— Consigne A —
Dans les enregistrements, modifiez les lignes en partant de celle qui contient "data-point (1747, 526, 1759, 539)" et en allant jusqu'à celle qui contient "data-point-stroke (392, 669, 406, 682)", bornes comprises, en remplaçant "day-label" par "date-label" sans rien changer d'autre. Ne renvoyez que ces lignes.

— Bloc de texte —
▼
PARIS – L’artiste kurde, Asli Filiz expose à Paris plus d’une vingtaine de toiles racontant la souffrance et la résistance centenaires des femmes kurdes, en plus de revisiter la mythologie mésopotamienne à travers ses œuvres représentant la déesse Ishtar / Inna et à la Reine-Serpent Shahmaran. Une exposition haute en couleur à voir jusqu’au 10 mars au centre culturel kurde Ahmet Kaya, dans le Xe arrondissement de Paris.
 
La peintre et graphiste Asli Filiz expose plus d’une vingtaine d’œuvres au centre culturel kurde à Paris depuis le premier mars dans le cadre de la journée internationale des droits des femmes du 8 mars. Asli Filiz, qui vit en Allemagne depuis plusieurs années, a été invitée à Paris par le Mouvement des femmes kurdes en France (TJK-F).
▲
— Consigne B —
Recopiez sans la moindre modification le passage du texte sur l'exposition d'Asli Filiz, en commençant par "PARIS – L’artiste" et en allant jusqu'à "en France (TJK-F).".

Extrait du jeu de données
▼
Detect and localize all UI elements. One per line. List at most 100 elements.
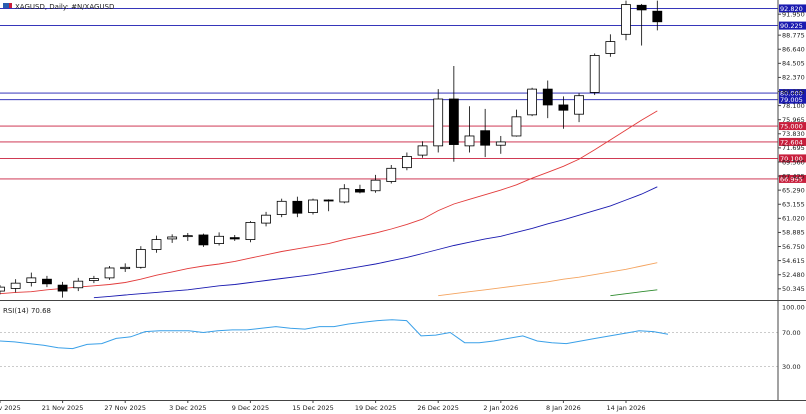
level-tag <box>779 137 806 146</box>
price-tick-label: 52.480 <box>782 271 805 279</box>
level-tag-label: 70.100 <box>780 155 803 163</box>
candle <box>401 152 412 171</box>
candle-bear-body <box>636 4 647 11</box>
candle <box>89 275 99 284</box>
candle-bear-body <box>198 234 209 246</box>
candle <box>26 272 37 287</box>
candle <box>511 109 522 137</box>
rsi-pane: 100.00 70.00 30.00 <box>0 303 805 371</box>
candle-bull-body <box>308 199 318 213</box>
candle <box>589 53 600 96</box>
candle <box>42 275 52 288</box>
level-tag-label: 66.995 <box>780 175 803 183</box>
price-tick-label: 84.505 <box>782 60 805 68</box>
price-tick-label: 61.020 <box>782 215 805 223</box>
candle-bear-body <box>480 130 491 146</box>
candle-bull-body <box>120 266 131 270</box>
level-tag-label: 79.005 <box>780 96 803 104</box>
ma-line-1 <box>0 110 658 295</box>
candle <box>417 141 428 158</box>
chart-title: XAGUSD, Daily: #N/XAGUSD <box>15 3 114 11</box>
candle-bull-body <box>574 95 584 115</box>
candle-bull-body <box>0 286 5 292</box>
price-tick-label: 58.885 <box>782 229 805 237</box>
candle <box>214 232 225 246</box>
price-tick-label: 86.640 <box>782 46 805 54</box>
price-tick-label: 71.695 <box>782 144 805 152</box>
candle <box>386 165 397 184</box>
candle-bull-body <box>527 88 537 116</box>
candle <box>0 285 5 295</box>
candle <box>464 106 475 153</box>
candle-bull-body <box>589 55 600 93</box>
price-tick-label: 73.830 <box>782 130 805 138</box>
date-tick-label: 9 Dec 2025 <box>232 404 269 412</box>
candle-bull-body <box>621 4 631 35</box>
candle <box>261 211 271 227</box>
candle-bull-body <box>401 156 412 169</box>
date-tick-label: 27 Nov 2025 <box>104 404 146 412</box>
candle <box>558 96 569 129</box>
price-tick-label: 91.950 <box>782 10 805 18</box>
candle <box>433 89 444 153</box>
candle <box>542 80 553 119</box>
candle-bull-body <box>605 41 616 54</box>
level-tag <box>779 4 806 13</box>
candle-bull-body <box>89 278 99 281</box>
candle-bull-body <box>151 239 162 250</box>
candle-bull-body <box>104 267 115 279</box>
candle-bear-body <box>542 88 553 106</box>
price-tick-label: 80.235 <box>782 88 805 96</box>
candle <box>276 198 287 218</box>
date-tick-label: 21 Nov 2025 <box>42 404 84 412</box>
price-tick-label: 82.370 <box>782 74 805 82</box>
date-tick-label: 8 Jan 2026 <box>546 404 581 412</box>
candle <box>198 233 209 247</box>
level-tag <box>779 21 806 30</box>
candle <box>10 279 21 293</box>
candle-bear-body <box>355 189 365 193</box>
rsi-label: RSI(14) 70.68 <box>3 307 51 315</box>
candle-bull-body <box>214 235 225 244</box>
ma-line-3 <box>438 262 658 297</box>
date-tick-label: 26 Dec 2025 <box>417 404 459 412</box>
candles <box>0 0 663 298</box>
price-tick-label: 88.775 <box>782 31 805 39</box>
candle-bear-body <box>229 237 240 240</box>
candle <box>182 232 193 241</box>
candle-bull-body <box>433 98 444 147</box>
price-tick-label: 75.965 <box>782 116 805 124</box>
chart-icon-accent <box>9 3 12 8</box>
date-tick-label: 2 Jan 2026 <box>483 404 518 412</box>
candle <box>339 184 350 204</box>
candle <box>308 198 318 215</box>
price-tick-label: 54.615 <box>782 257 805 265</box>
candle-bull-body <box>276 200 287 215</box>
candle <box>652 0 663 31</box>
candle <box>448 66 459 162</box>
date-tick-label: 15 Dec 2025 <box>292 404 334 412</box>
level-tag-label: 80.000 <box>780 89 803 97</box>
candle <box>167 234 178 243</box>
level-tag <box>779 154 806 163</box>
rsi-line <box>0 319 669 350</box>
candle-bull-body <box>135 249 146 268</box>
candle-bear-body <box>323 199 334 202</box>
price-tick-label: 63.155 <box>782 201 805 209</box>
candle <box>292 196 303 218</box>
level-tag <box>779 174 806 183</box>
candle <box>636 3 647 46</box>
candle <box>229 234 240 241</box>
candle-bull-body <box>511 116 522 137</box>
candle <box>495 135 506 154</box>
candle-bull-body <box>26 277 37 283</box>
candle <box>605 34 616 57</box>
candle-bull-body <box>370 179 381 192</box>
level-tag-label: 72.604 <box>780 138 803 146</box>
candle <box>73 277 84 292</box>
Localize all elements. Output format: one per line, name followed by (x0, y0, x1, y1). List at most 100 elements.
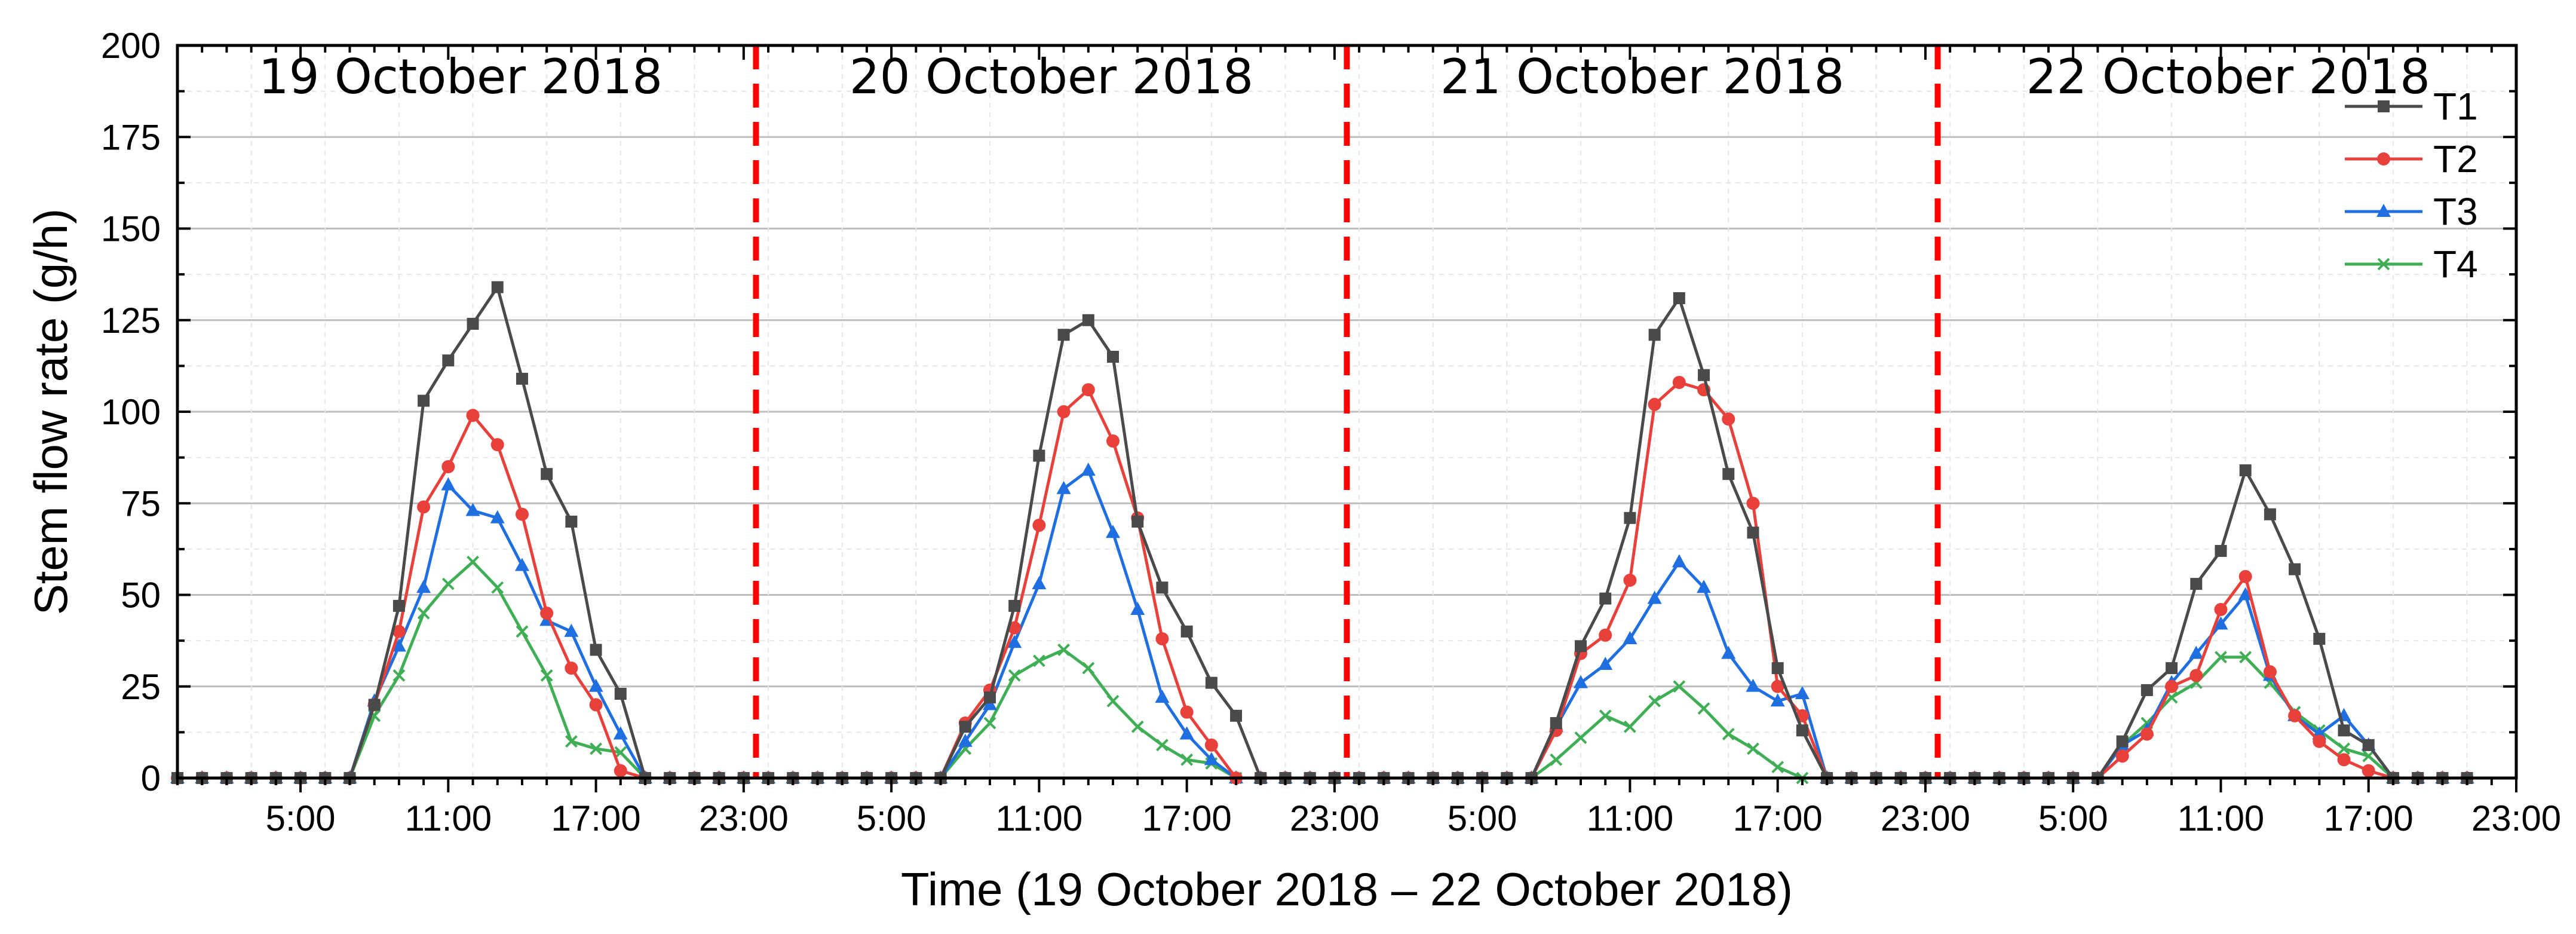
data-point (1747, 526, 1759, 539)
data-point (1550, 717, 1562, 730)
data-point (1156, 581, 1169, 594)
day-label: 21 October 2018 (1440, 49, 1844, 105)
legend-key-t1 (2345, 100, 2422, 112)
legend-label-t2: T2 (2433, 137, 2478, 180)
data-point (2166, 662, 2178, 675)
data-point-stroke (417, 607, 430, 620)
data-point (1180, 753, 1194, 766)
data-point (1673, 680, 1686, 693)
data-point (1081, 463, 1096, 476)
data-point (391, 638, 406, 652)
data-point (1106, 434, 1120, 448)
data-point (442, 354, 455, 367)
series-t2 (171, 375, 2474, 785)
y-tick-label: 50 (121, 575, 161, 615)
data-point (418, 394, 430, 407)
day-label: 19 October 2018 (259, 49, 663, 105)
legend-key-t4 (2345, 258, 2422, 271)
data-point (1107, 351, 1119, 363)
data-point-stroke (2377, 258, 2390, 271)
data-point (1057, 405, 1071, 418)
data-point (1599, 709, 1612, 722)
data-point (1796, 724, 1808, 737)
data-point (2213, 616, 2228, 630)
data-point-stroke (392, 669, 406, 682)
series-line (177, 381, 2467, 780)
data-point (392, 599, 405, 612)
data-point (1106, 525, 1120, 538)
data-point-stroke (1008, 669, 1021, 682)
data-point (2215, 651, 2227, 664)
data-point-stroke (1550, 753, 1563, 766)
day-label: 20 October 2018 (850, 49, 1253, 105)
data-point (1623, 631, 1637, 645)
data-point (1624, 512, 1636, 524)
data-point (2165, 679, 2179, 693)
y-tick-label: 100 (101, 392, 161, 432)
x-tick-label: 11:00 (1587, 798, 1674, 838)
y-tick-label: 175 (101, 117, 161, 157)
legend-label-t4: T4 (2433, 243, 2478, 286)
x-tick-labels: 5:00 11:00 17:00 23:00 5:00 11:00 17:00 23:00 5:… (266, 798, 2561, 838)
data-point (564, 623, 579, 637)
data-point (1771, 679, 1784, 693)
data-point (1057, 644, 1070, 656)
data-point-stroke (540, 669, 553, 682)
legend-marker (2377, 152, 2390, 166)
data-point (1599, 592, 1612, 605)
x-tick-label: 5:00 (857, 798, 927, 838)
data-point (2313, 633, 2326, 645)
data-point-stroke (1624, 720, 1636, 733)
data-point (1672, 554, 1686, 568)
data-point (2289, 563, 2301, 575)
data-point (2337, 753, 2351, 767)
y-tick-label: 0 (141, 758, 161, 798)
data-point (983, 691, 996, 704)
data-point (516, 372, 528, 385)
data-point (2362, 739, 2375, 751)
data-point-stroke (467, 555, 479, 568)
data-point-stroke (1722, 728, 1735, 740)
data-point (1574, 675, 1588, 688)
x-tick-label: 5:00 (266, 798, 336, 838)
data-point-stroke (1771, 761, 1784, 774)
data-point (1204, 738, 1218, 752)
data-point (1008, 621, 1022, 635)
data-point (1008, 669, 1021, 682)
data-point (1624, 720, 1636, 733)
legend: T1 T2 T3 T4 (2345, 85, 2478, 286)
data-point (1032, 576, 1047, 590)
data-point (441, 460, 455, 473)
data-point (958, 733, 973, 747)
data-point-stroke (1599, 709, 1612, 722)
data-point (2288, 709, 2302, 722)
x-tick-label: 17:00 (1733, 798, 1823, 838)
legend-marker (2377, 258, 2390, 271)
x-tick-label: 23:00 (1881, 798, 1970, 838)
data-point (1698, 369, 1710, 381)
data-point-stroke (491, 581, 504, 594)
data-point (565, 515, 578, 528)
data-point (540, 607, 554, 620)
data-point (590, 644, 602, 656)
data-point-stroke (1697, 702, 1710, 715)
data-point (1007, 635, 1022, 648)
data-point (490, 510, 505, 523)
day-label: 22 October 2018 (2026, 49, 2430, 105)
data-point (1008, 599, 1021, 612)
data-point (614, 764, 627, 777)
x-tick-label: 11:00 (996, 798, 1083, 838)
data-point (1770, 693, 1785, 707)
x-tick-label: 23:00 (1290, 798, 1379, 838)
data-point (1082, 314, 1094, 326)
data-point-stroke (590, 742, 602, 755)
data-point (1550, 753, 1563, 766)
data-point (2215, 544, 2227, 557)
x-tick-label: 17:00 (551, 798, 641, 838)
data-point (1648, 694, 1661, 708)
data-point (1155, 690, 1170, 703)
data-point (465, 503, 480, 516)
data-point (1155, 632, 1169, 646)
x-tick-label: 5:00 (2038, 798, 2108, 838)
▲
— Sortie complète A —
data-point (1747, 526, 1759, 539)
data-point (1550, 717, 1562, 730)
data-point (1156, 581, 1169, 594)
date-label: 21 October 2018 (1440, 49, 1844, 105)
legend-key-t1 (2345, 100, 2422, 112)
legend-label-t2: T2 (2433, 137, 2478, 180)
data-point (2166, 662, 2178, 675)
data-point-stroke (417, 607, 430, 620)
data-point (1180, 753, 1194, 766)
data-point (1673, 680, 1686, 693)
data-point (1081, 463, 1096, 476)
data-point (391, 638, 406, 652)
data-point (1106, 434, 1120, 448)
data-point (442, 354, 455, 367)
series-t2 (171, 375, 2474, 785)
y-tick-label: 50 (121, 575, 161, 615)
data-point (418, 394, 430, 407)
date-label: 19 October 2018 (259, 49, 663, 105)
legend-key-t4 (2345, 258, 2422, 271)
data-point (1107, 351, 1119, 363)
data-point-stroke (2377, 258, 2390, 271)
data-point (1057, 405, 1071, 418)
data-point (1599, 709, 1612, 722)
data-point (1796, 724, 1808, 737)
data-point (2213, 616, 2228, 630)
data-point-stroke (392, 669, 406, 682)

— Sortie complète B —
PARIS – L’artiste kurde, Asli Filiz expose à Paris plus d’une vingtaine de toiles racontant la souffrance et la résistance centenaires des femmes kurdes, en plus de revisiter la mythologie mésopotamienne à travers ses œuvres représentant la déesse Ishtar / Inna et à la Reine-Serpent Shahmaran. Une exposition haute en couleur à voir jusqu’au 10 mars au centre culturel kurde Ahmet Kaya, dans le Xe arrondissement de Paris.
 
La peintre et graphiste Asli Filiz expose plus d’une vingtaine d’œuvres au centre culturel kurde à Paris depuis le premier mars dans le cadre de la journée internationale des droits des femmes du 8 mars. Asli Filiz, qui vit en Allemagne depuis plusieurs années, a été invitée à Paris par le Mouvement des femmes kurdes en France (TJK-F).